Al contrario, le cronache e i documenti medievali testimoniano che il
cavallo costituiva l'ingrediente irrinunciabile di tutte le occasioni
più solenni e importanti della carriera episcopale, a partire
dalla consacrazione. Una solenne cerimonia sanciva, dopo la nomina,
l'ingresso del nuovo vescovo nella città cui era stato
destinato. Il rito prevedeva che il titolare della diocesi si
presentasse alla porta principale della città, dove l'intera
cittadinanza stava ad aspettarlo, in sella a un destriero addobbato con
sgargianti paramenti. Fra due ali di folla il vescovo percorreva poi a
cavallo le vie cittadine fino a raggiungere il duomo e il palazzo
vescovile: le principali famiglie locali si contendevano - a suon di
denaro, e quando occorreva con lunghe e costose cause in tribunale - il
privilegio di accompagnarlo tenendo le briglie dell'animale, e quando
il vescovo scendeva da cavallo per entrare nella sua dimora proprio la
sella e le briglie, quando non lo stesso cavallo, erano gli ambiti
trofei che rimanevano nelle mani dei fortunati. La famiglia torinese
dei Pollastro, che già nel 1391 dichiarava orgogliosamente agli
ufficiali del comune di detenere "ex privillegio antiquissimo" il
diritto di tenersi il cavallo con cui i vescovi entravano in
città, carte alla mano rivendicò tale privilegio ancora
nel 1514: fu così che Gian Francesco della Rovere, il giorno in
cui fece il suo solenne ingresso a Torino, dovette suo malgrado cedere
la cavalcatura a Pietro Pollastro, che gli si era parato innanzi
sventolando con orgoglio le pergamene di famiglia che provavano i suoi
diritti.
La complessa ritualità e lo sfarzo profuso in queste occasioni
raggiungevano l'apice quando il protagonista era un arcivescovo, magari
esponente di una grande famiglia di signori come Raimondo della Torre.

Consegne dell'esercizio ▸
**A.** Rispondi a queste domande sul brano sul cavallo dei vescovi:
(i) In quale anno la famiglia Pollastro dichiarò agli ufficiali del comune di detenere il diritto sul cavallo dei vescovi?
(ii) A chi dovette cedere la cavalcatura Gian Francesco della Rovere nel giorno del suo ingresso a Torino?
(iii) Quali edifici raggiungeva il vescovo dopo aver percorso a cavallo le vie cittadine?
**B.** Scrivi il seguito del brano sul cavallo dei vescovi, cominciando dopo la sua ultima frase.

Righe ▸
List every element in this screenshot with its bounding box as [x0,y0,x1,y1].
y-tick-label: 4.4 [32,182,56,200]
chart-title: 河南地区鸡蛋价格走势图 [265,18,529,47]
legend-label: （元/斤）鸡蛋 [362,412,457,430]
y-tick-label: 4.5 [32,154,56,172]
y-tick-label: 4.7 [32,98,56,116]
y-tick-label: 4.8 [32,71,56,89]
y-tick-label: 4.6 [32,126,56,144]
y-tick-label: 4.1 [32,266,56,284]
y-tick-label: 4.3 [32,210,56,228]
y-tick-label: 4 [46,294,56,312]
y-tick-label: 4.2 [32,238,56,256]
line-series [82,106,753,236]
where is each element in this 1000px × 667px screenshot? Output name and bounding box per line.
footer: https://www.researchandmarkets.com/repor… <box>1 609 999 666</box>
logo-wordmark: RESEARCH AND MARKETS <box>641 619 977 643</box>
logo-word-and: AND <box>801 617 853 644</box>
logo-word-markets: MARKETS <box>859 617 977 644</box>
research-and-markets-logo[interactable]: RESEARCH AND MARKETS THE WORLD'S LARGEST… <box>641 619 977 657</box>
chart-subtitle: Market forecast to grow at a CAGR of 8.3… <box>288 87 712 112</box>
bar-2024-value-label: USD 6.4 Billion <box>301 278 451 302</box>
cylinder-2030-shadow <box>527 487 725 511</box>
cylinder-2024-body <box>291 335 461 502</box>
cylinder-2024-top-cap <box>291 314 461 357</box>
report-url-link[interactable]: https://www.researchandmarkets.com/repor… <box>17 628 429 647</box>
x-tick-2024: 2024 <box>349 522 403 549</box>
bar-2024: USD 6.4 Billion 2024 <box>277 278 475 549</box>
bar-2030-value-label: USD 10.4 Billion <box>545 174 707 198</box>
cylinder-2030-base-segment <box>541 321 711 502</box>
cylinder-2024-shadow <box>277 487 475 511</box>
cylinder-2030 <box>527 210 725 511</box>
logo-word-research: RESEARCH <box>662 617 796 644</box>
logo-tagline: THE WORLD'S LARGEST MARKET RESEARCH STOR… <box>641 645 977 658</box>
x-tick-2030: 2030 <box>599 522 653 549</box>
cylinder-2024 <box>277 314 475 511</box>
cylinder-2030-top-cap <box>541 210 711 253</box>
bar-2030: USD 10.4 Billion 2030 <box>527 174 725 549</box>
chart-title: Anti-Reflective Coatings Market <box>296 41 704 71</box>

Risposte alle consegne ▸
**A.**
(i) Nel 1391.
(ii) A Pietro Pollastro.
(iii) Il duomo e il palazzo vescovile.

**B.**
Il 19 luglio 1274 Raimondo parte da Milano per il viaggio che lo
porterà, un mese dopo, a prendere possesso della sede
patriarcale di Aquileia, in Friuli. Durante il percorso l'arcivescovo
fa tappa in tutte le principali città che incontra sulla sua
strada - Brescia, Verona, Vicenza, Padova, Treviso - ma ad influire
sulla durata del viaggio è anche l'enorme seguito che il Della
Torre aveva voluto con sé: oltre ai sessanta scudieri
dell'arcivescovo, scelti fra la nobiltà milanese, fanno parte
del corteo diverse centinaia di cavalieri, fra i quali cinquanta
cavalieri "aurati", che avevano cioè ricevuto il cingulum
militiae e gli speroni d’oro, ognuno con uno scudiero e quattro
cavalli. Anche Giovanni Visconti, arcivescovo di Milano e membro della
più importante famiglia milanese, decide di organizzare un bel
corteo per accogliere un alto dignitario ecclesiastico di passaggio
nella sua città. L'episodio è riportato in una cronaca
trecentesca molto divertente, scritta in volgare romanesco, e vale la
pena di seguirlo attraverso le parole dell'autore. Pare dunque che
l'arcivescovo si fosse presentato di fronte al legato papale con
"cinque destrieri copierti de scarlatto, menati a mano", ma
quest'ultimo, trovando francamente eccessivo tutto quello sfarzo in un
uomo di chiesa, lo aveva rimproverato: "Arcivescovo, que pompa, que
vanagloria è questa?". Dalla pronta risposta di Giovanni
Visconti si capisce come l'umiltà non fosse certo la prima
preoccupazione degli ecclesiastici dell'epoca, ai quali interessava
più di ogni altra cosa dimostrare ai loro superiori che,
all'occasione, potevano tornare loro molto utili grazie alle sostanze
di cui disponevano: "Legato, questa non ène pompa, ma ène
ca voglio che saccia lo Patre Santo ca esso hao sotto de si uno
chierichetto lo quale po’ qualche cosa".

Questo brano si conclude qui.